▶ _Task statement_
Extract each record and reproduce it exactly.

* BEGIN Stored rows *

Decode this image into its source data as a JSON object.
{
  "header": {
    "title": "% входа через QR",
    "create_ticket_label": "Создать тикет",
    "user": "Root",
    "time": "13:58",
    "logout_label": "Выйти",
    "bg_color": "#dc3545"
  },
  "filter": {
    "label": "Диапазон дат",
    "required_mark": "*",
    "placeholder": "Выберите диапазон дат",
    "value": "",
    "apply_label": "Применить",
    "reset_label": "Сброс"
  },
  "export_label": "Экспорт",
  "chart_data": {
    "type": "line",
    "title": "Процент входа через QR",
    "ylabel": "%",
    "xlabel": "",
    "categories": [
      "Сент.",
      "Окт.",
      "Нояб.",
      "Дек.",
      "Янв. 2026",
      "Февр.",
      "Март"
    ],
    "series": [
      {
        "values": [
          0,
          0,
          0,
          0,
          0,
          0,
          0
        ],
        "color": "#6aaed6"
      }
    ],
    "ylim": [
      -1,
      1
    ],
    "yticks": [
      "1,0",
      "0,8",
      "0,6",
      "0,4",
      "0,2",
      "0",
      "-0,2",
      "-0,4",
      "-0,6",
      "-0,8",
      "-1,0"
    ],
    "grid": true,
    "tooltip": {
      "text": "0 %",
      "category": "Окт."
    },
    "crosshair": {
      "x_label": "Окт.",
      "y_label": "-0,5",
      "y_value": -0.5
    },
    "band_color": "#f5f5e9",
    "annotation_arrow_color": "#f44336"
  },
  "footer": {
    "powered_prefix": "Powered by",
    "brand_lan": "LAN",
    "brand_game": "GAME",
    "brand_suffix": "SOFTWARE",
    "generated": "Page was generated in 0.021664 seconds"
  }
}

* END Stored rows *

▶ _Result below_
Decode this image into its source data as a JSON object.
{
  "header": {
    "title": "% входа через QR",
    "create_ticket_label": "Создать тикет",
    "user": "Root",
    "time": "13:58",
    "logout_label": "Выйти",
    "bg_color": "#dc3545"
  },
  "filter": {
    "label": "Диапазон дат",
    "required_mark": "*",
    "placeholder": "Выберите диапазон дат",
    "value": "",
    "apply_label": "Применить",
    "reset_label": "Сброс"
  },
  "export_label": "Экспорт",
  "chart_data": {
    "type": "line",
    "title": "Процент входа через QR",
    "ylabel": "%",
    "xlabel": "",
    "categories": [
      "Сент.",
      "Окт.",
      "Нояб.",
      "Дек.",
      "Янв. 2026",
      "Февр.",
      "Март"
    ],
    "series": [
      {
        "values": [
          0,
          0,
          0,
          0,
          0,
          0,
          0
        ],
        "color": "#6aaed6"
      }
    ],
    "ylim": [
      -1,
      1
    ],
    "yticks": [
      "1,0",
      "0,8",
      "0,6",
      "0,4",
      "0,2",
      "0",
      "-0,2",
      "-0,4",
      "-0,6",
      "-0,8",
      "-1,0"
    ],
    "grid": true,
    "tooltip": {
      "text": "0 %",
      "category": "Окт."
    },
    "crosshair": {
      "x_label": "Окт.",
      "y_label": "-0,5",
      "y_value": -0.5
    },
    "band_color": "#f5f5e9",
    "annotation_arrow_color": "#f44336"
  },
  "footer": {
    "powered_prefix": "Powered by",
    "brand_lan": "LAN",
    "brand_game": "GAME",
    "brand_suffix": "SOFTWARE",
    "generated": "Page was generated in 0.021664 seconds"
  }
}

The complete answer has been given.